**TASK REQUIREMENTS:** Write out each line exactly as given. Leave the pictures out of your copy.

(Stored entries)
++++++
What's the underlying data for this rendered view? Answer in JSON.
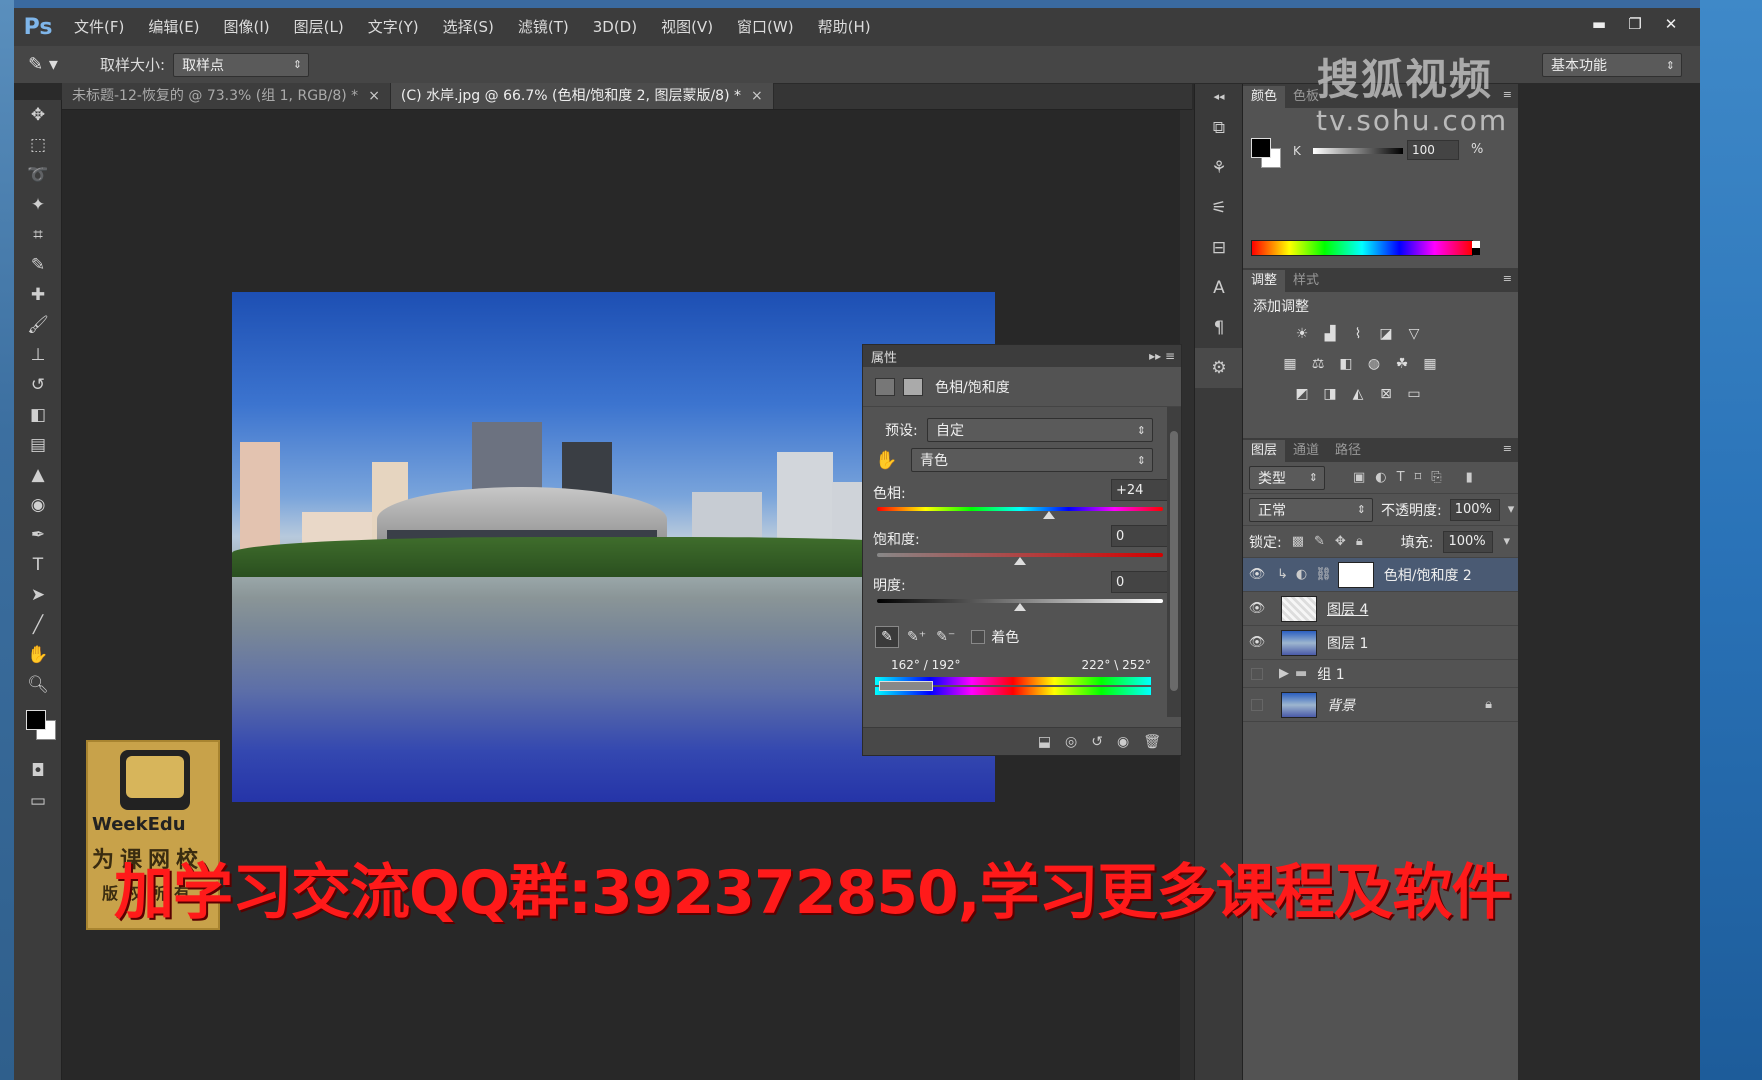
{
  "app": {
    "logo": "Ps"
  },
  "menu": [
    "文件(F)",
    "编辑(E)",
    "图像(I)",
    "图层(L)",
    "文字(Y)",
    "选择(S)",
    "滤镜(T)",
    "3D(D)",
    "视图(V)",
    "窗口(W)",
    "帮助(H)"
  ],
  "window_controls": {
    "minimize": "▬",
    "maximize": "❐",
    "close": "✕"
  },
  "options": {
    "sample_label": "取样大小:",
    "sample_value": "取样点",
    "workspace": "基本功能"
  },
  "doc_tabs": [
    {
      "label": "未标题-12-恢复的 @ 73.3% (组 1, RGB/8) *",
      "close": "×"
    },
    {
      "label": "(C) 水岸.jpg @ 66.7% (色相/饱和度 2, 图层蒙版/8) *",
      "close": "×"
    }
  ],
  "properties": {
    "panel_title": "属性",
    "adjustment_title": "色相/饱和度",
    "preset_label": "预设:",
    "preset_value": "自定",
    "channel_value": "青色",
    "hue_label": "色相:",
    "hue_value": "+24",
    "hue_level": 0.6,
    "saturation_label": "饱和度:",
    "saturation_value": "0",
    "saturation_level": 0.5,
    "lightness_label": "明度:",
    "lightness_value": "0",
    "lightness_level": 0.5,
    "colorize_label": "着色",
    "range_left": "162° / 192°",
    "range_right": "222° \\ 252°"
  },
  "color_panel": {
    "tabs": [
      "颜色",
      "色板"
    ],
    "k_label": "K",
    "k_value": "100",
    "k_unit": "%"
  },
  "adjustments_panel": {
    "tabs": [
      "调整",
      "样式"
    ],
    "title": "添加调整"
  },
  "layers_panel": {
    "tabs": [
      "图层",
      "通道",
      "路径"
    ],
    "filter_value": "类型",
    "blend_mode": "正常",
    "opacity_label": "不透明度:",
    "opacity_value": "100%",
    "lock_label": "锁定:",
    "fill_label": "填充:",
    "fill_value": "100%",
    "layers": [
      {
        "name": "色相/饱和度 2",
        "visible": true,
        "selected": true
      },
      {
        "name": "图层 4",
        "visible": true,
        "selected": false
      },
      {
        "name": "图层 1",
        "visible": true,
        "selected": false
      },
      {
        "name": "组 1",
        "visible": false,
        "selected": false
      },
      {
        "name": "背景",
        "visible": false,
        "selected": false
      }
    ]
  },
  "watermarks": {
    "sohu": "搜狐视频",
    "sohu_url": "tv.sohu.com",
    "weekedu_name": "WeekEdu",
    "weekedu_line1": "为课网校",
    "weekedu_line2": "版权所有",
    "banner": "加学习交流QQ群:392372850,学习更多课程及软件"
  }
}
++++++
**ANSWER FOR THIS EXERCISE:**
What's the underlying data for this rendered view? Answer in JSON.
{
  "app": {
    "logo": "Ps"
  },
  "menu": [
    "文件(F)",
    "编辑(E)",
    "图像(I)",
    "图层(L)",
    "文字(Y)",
    "选择(S)",
    "滤镜(T)",
    "3D(D)",
    "视图(V)",
    "窗口(W)",
    "帮助(H)"
  ],
  "window_controls": {
    "minimize": "▬",
    "maximize": "❐",
    "close": "✕"
  },
  "options": {
    "sample_label": "取样大小:",
    "sample_value": "取样点",
    "workspace": "基本功能"
  },
  "doc_tabs": [
    {
      "label": "未标题-12-恢复的 @ 73.3% (组 1, RGB/8) *",
      "close": "×"
    },
    {
      "label": "(C) 水岸.jpg @ 66.7% (色相/饱和度 2, 图层蒙版/8) *",
      "close": "×"
    }
  ],
  "properties": {
    "panel_title": "属性",
    "adjustment_title": "色相/饱和度",
    "preset_label": "预设:",
    "preset_value": "自定",
    "channel_value": "青色",
    "hue_label": "色相:",
    "hue_value": "+24",
    "hue_level": 0.6,
    "saturation_label": "饱和度:",
    "saturation_value": "0",
    "saturation_level": 0.5,
    "lightness_label": "明度:",
    "lightness_value": "0",
    "lightness_level": 0.5,
    "colorize_label": "着色",
    "range_left": "162° / 192°",
    "range_right": "222° \\ 252°"
  },
  "color_panel": {
    "tabs": [
      "颜色",
      "色板"
    ],
    "k_label": "K",
    "k_value": "100",
    "k_unit": "%"
  },
  "adjustments_panel": {
    "tabs": [
      "调整",
      "样式"
    ],
    "title": "添加调整"
  },
  "layers_panel": {
    "tabs": [
      "图层",
      "通道",
      "路径"
    ],
    "filter_value": "类型",
    "blend_mode": "正常",
    "opacity_label": "不透明度:",
    "opacity_value": "100%",
    "lock_label": "锁定:",
    "fill_label": "填充:",
    "fill_value": "100%",
    "layers": [
      {
        "name": "色相/饱和度 2",
        "visible": true,
        "selected": true
      },
      {
        "name": "图层 4",
        "visible": true,
        "selected": false
      },
      {
        "name": "图层 1",
        "visible": true,
        "selected": false
      },
      {
        "name": "组 1",
        "visible": false,
        "selected": false
      },
      {
        "name": "背景",
        "visible": false,
        "selected": false
      }
    ]
  },
  "watermarks": {
    "sohu": "搜狐视频",
    "sohu_url": "tv.sohu.com",
    "weekedu_name": "WeekEdu",
    "weekedu_line1": "为课网校",
    "weekedu_line2": "版权所有",
    "banner": "加学习交流QQ群:392372850,学习更多课程及软件"
  }
}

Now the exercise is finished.